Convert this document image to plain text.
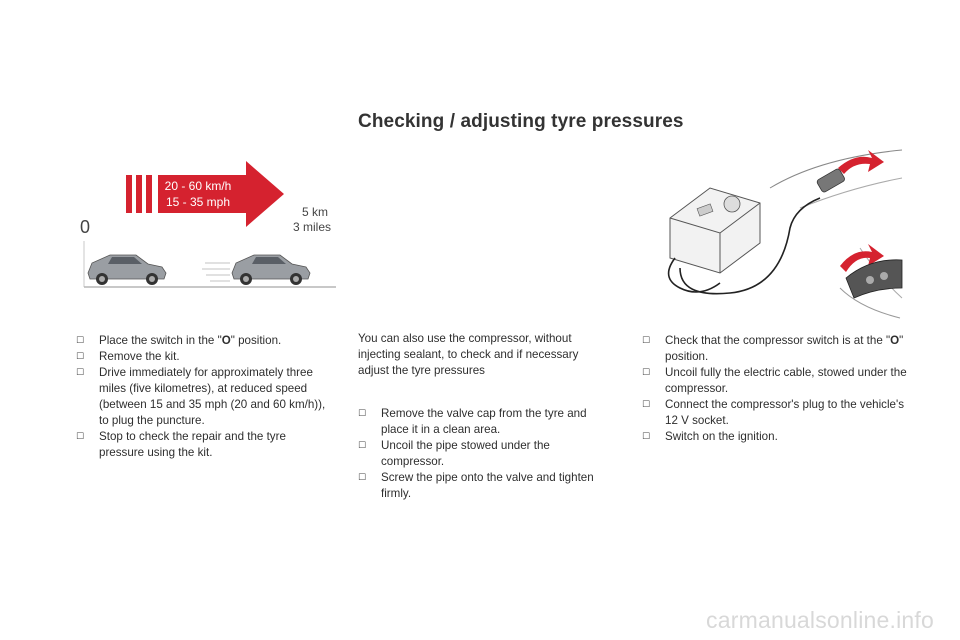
Checking / adjusting tyre pressures
20 - 60 km/h
15 - 35 mph
0
5 km
3 miles
☐ Place the switch in the "O" position.
☐ Remove the kit.
☐ Drive immediately for approximately three miles (five kilometres), at reduced speed (between 15 and 35 mph (20 and 60 km/h)), to plug the puncture.
☐ Stop to check the repair and the tyre pressure using the kit.

You can also use the compressor, without injecting sealant, to check and if necessary adjust the tyre pressures

☐ Remove the valve cap from the tyre and place it in a clean area.
☐ Uncoil the pipe stowed under the compressor.
☐ Screw the pipe onto the valve and tighten firmly.
☐ Check that the compressor switch is at the "O" position.
☐ Uncoil fully the electric cable, stowed under the compressor.
☐ Connect the compressor's plug to the vehicle's 12 V socket.
☐ Switch on the ignition.
carmanualsonline.info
:::::
### STATED TASK:
Pictures stay out of the copy; please restate every record above exactly.

### WRITTEN REPLY:
Convert this document image to plain text.
Checking / adjusting tyre pressures
20 - 60 km/h
15 - 35 mph
0
5 km
3 miles
☐ Place the switch in the "O" position.
☐ Remove the kit.
☐ Drive immediately for approximately three miles (five kilometres), at reduced speed (between 15 and 35 mph (20 and 60 km/h)), to plug the puncture.
☐ Stop to check the repair and the tyre pressure using the kit.

You can also use the compressor, without injecting sealant, to check and if necessary adjust the tyre pressures

☐ Remove the valve cap from the tyre and place it in a clean area.
☐ Uncoil the pipe stowed under the compressor.
☐ Screw the pipe onto the valve and tighten firmly.
☐ Check that the compressor switch is at the "O" position.
☐ Uncoil fully the electric cable, stowed under the compressor.
☐ Connect the compressor's plug to the vehicle's 12 V socket.
☐ Switch on the ignition.
carmanualsonline.info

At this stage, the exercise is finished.